§ DATA PROVIDED
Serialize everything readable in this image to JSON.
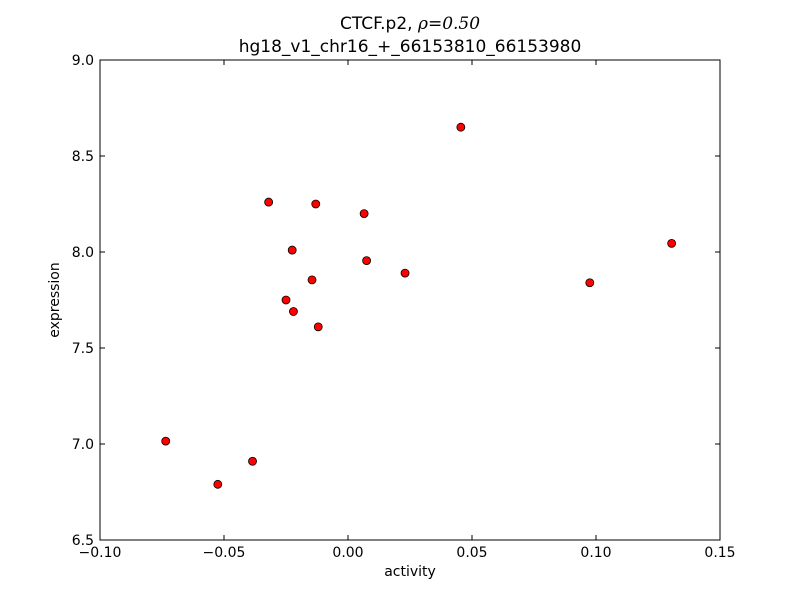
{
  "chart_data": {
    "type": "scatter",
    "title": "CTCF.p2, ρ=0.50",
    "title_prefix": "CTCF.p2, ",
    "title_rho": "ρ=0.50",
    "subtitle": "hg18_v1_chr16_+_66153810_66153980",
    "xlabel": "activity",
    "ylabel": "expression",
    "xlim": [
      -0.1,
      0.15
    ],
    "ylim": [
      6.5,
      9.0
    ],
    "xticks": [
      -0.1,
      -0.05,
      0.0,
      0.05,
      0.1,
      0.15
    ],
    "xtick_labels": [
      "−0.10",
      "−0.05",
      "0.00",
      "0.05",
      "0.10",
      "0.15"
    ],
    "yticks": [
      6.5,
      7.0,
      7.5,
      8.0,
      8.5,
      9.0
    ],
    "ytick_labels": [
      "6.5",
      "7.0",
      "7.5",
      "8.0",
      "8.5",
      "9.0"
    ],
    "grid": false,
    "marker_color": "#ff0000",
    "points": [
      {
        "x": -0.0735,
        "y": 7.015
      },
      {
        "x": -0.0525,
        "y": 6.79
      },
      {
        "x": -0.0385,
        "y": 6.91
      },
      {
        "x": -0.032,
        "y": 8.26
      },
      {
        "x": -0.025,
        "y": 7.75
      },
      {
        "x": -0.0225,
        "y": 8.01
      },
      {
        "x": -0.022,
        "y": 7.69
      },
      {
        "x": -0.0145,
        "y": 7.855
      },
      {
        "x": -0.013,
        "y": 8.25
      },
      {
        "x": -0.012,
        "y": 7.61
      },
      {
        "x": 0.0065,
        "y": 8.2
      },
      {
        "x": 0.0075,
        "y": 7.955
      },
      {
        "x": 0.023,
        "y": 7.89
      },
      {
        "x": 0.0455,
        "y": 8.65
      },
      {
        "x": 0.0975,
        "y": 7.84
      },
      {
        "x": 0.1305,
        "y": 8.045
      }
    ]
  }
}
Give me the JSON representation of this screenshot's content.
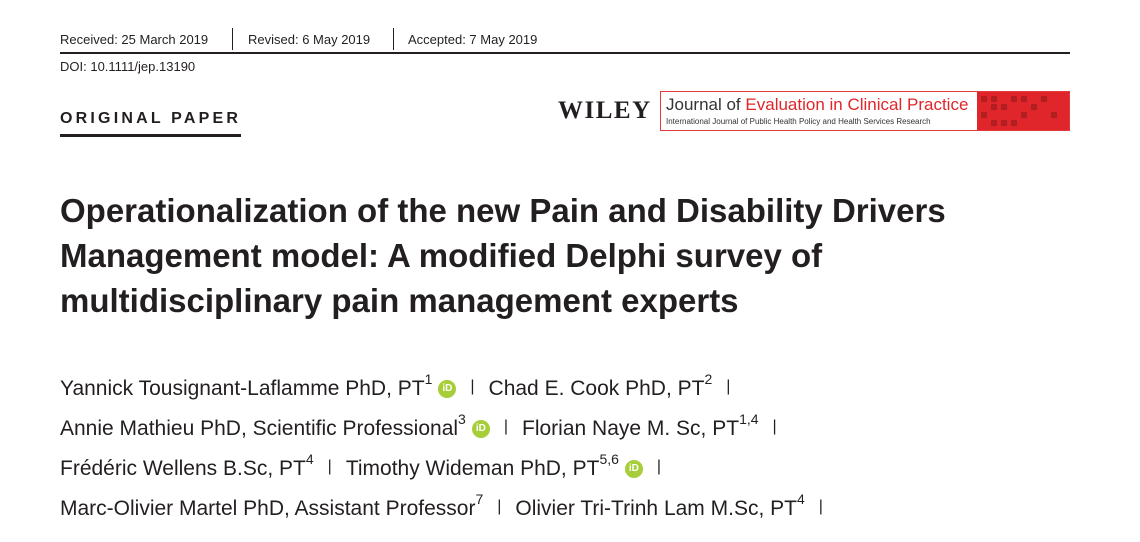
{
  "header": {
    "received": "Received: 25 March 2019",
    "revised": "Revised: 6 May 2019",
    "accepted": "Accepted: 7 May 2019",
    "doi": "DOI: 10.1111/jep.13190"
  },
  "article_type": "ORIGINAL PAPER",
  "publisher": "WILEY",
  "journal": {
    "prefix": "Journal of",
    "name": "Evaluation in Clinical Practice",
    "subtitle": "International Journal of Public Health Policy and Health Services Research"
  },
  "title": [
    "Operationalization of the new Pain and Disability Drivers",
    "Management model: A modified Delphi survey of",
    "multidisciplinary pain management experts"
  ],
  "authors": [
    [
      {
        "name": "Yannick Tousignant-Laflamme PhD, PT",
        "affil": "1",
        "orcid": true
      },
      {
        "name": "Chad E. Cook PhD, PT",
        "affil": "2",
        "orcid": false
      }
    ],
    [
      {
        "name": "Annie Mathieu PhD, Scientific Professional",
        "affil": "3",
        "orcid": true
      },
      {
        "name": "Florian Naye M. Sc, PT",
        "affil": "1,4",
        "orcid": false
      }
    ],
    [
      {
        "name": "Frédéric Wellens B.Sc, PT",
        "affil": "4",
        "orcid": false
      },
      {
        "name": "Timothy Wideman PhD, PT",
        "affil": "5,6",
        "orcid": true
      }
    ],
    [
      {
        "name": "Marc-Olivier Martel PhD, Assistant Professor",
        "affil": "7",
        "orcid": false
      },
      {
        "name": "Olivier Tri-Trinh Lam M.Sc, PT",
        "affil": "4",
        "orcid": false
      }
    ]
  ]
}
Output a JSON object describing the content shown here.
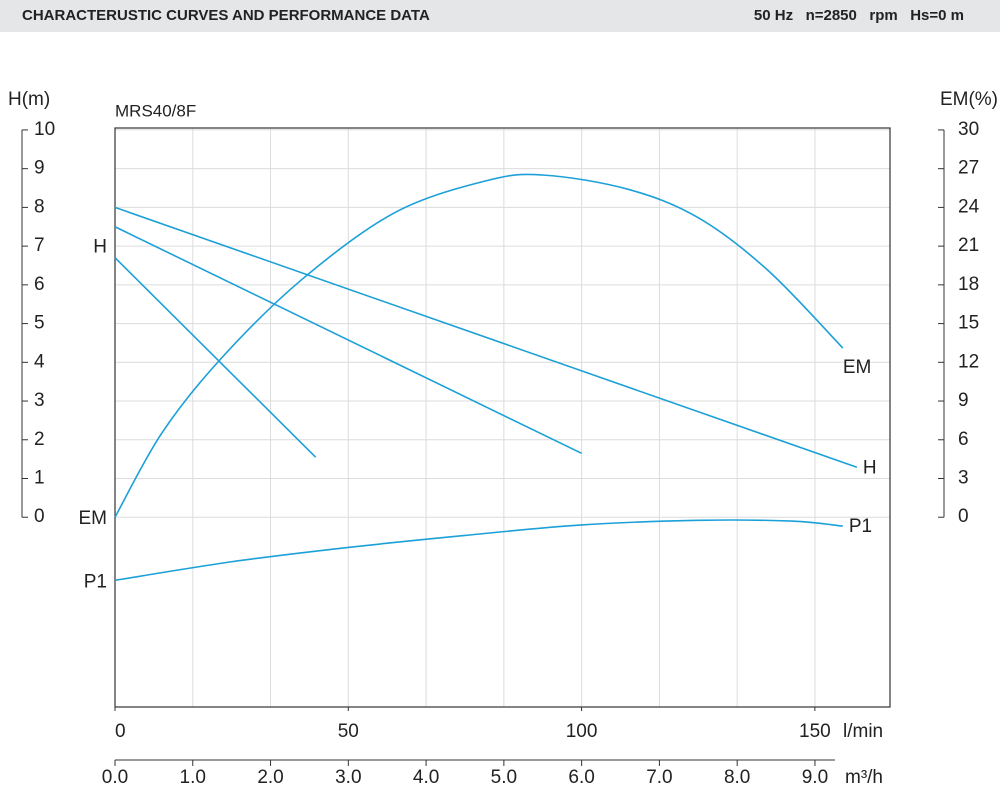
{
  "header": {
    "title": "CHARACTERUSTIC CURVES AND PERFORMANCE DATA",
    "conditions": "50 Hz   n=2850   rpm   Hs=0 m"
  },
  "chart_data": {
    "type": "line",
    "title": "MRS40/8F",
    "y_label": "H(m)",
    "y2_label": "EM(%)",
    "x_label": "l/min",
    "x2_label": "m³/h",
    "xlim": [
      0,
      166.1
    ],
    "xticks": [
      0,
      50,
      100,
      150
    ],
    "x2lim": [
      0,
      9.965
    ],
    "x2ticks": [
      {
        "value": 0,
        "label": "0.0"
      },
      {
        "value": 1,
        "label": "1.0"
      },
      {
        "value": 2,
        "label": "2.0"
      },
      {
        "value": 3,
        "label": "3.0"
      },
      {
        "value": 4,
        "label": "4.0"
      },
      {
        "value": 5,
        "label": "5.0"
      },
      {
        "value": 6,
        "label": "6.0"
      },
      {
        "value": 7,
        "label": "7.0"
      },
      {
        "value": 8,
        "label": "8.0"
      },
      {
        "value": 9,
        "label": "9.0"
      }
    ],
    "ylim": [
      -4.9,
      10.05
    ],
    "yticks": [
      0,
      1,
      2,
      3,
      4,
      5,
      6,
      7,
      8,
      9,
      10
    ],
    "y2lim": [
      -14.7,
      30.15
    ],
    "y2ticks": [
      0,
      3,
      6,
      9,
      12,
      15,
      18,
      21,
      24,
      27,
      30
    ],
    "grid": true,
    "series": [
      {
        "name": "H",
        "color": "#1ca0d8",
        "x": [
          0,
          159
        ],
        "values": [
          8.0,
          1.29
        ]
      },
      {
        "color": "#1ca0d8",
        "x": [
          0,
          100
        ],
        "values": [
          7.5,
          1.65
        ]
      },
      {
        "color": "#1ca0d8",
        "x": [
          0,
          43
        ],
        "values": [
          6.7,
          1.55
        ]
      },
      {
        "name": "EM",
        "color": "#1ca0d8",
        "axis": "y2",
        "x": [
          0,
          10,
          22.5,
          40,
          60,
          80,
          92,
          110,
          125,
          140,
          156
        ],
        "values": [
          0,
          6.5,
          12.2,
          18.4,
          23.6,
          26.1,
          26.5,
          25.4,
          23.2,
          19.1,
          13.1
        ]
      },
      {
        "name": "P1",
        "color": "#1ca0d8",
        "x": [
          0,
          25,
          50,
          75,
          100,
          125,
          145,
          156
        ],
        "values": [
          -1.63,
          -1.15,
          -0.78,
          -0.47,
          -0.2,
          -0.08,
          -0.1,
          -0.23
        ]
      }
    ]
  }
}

---

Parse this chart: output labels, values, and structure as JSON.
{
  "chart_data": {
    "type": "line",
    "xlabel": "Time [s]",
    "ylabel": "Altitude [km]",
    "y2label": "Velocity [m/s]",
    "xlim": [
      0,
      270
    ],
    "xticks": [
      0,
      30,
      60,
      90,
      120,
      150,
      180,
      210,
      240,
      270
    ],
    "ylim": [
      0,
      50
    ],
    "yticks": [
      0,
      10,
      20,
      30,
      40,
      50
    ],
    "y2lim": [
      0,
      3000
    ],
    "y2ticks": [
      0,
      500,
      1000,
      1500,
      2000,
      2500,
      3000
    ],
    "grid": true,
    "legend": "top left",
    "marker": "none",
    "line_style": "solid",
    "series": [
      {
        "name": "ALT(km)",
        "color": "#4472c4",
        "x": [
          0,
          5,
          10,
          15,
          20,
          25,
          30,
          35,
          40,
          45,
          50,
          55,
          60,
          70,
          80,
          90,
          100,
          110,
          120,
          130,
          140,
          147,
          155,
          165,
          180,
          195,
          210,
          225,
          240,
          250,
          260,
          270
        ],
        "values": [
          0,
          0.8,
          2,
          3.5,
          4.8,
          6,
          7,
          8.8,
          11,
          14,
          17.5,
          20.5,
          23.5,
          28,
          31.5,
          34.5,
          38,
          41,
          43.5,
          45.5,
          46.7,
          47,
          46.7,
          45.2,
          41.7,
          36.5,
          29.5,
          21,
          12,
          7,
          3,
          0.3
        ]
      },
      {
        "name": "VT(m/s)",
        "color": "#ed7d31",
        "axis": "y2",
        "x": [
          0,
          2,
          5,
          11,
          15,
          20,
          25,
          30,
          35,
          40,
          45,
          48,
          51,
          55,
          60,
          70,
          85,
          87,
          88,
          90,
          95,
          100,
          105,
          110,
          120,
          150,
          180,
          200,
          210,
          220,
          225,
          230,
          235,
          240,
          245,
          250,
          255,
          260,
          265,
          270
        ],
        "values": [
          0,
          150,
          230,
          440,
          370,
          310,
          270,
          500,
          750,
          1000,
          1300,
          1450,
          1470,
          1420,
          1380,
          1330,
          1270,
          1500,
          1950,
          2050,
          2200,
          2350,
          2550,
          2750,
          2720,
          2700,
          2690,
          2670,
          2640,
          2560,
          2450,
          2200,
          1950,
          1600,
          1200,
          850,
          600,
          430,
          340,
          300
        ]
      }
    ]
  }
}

§ PROBLEM TO WORK ON
Using the records above, list each line that includes "content".

§ OUTPUT OF THE EXERCISE
Give me the JSON representation of this screenshot's content.
Output a JSON object describing the content shown here.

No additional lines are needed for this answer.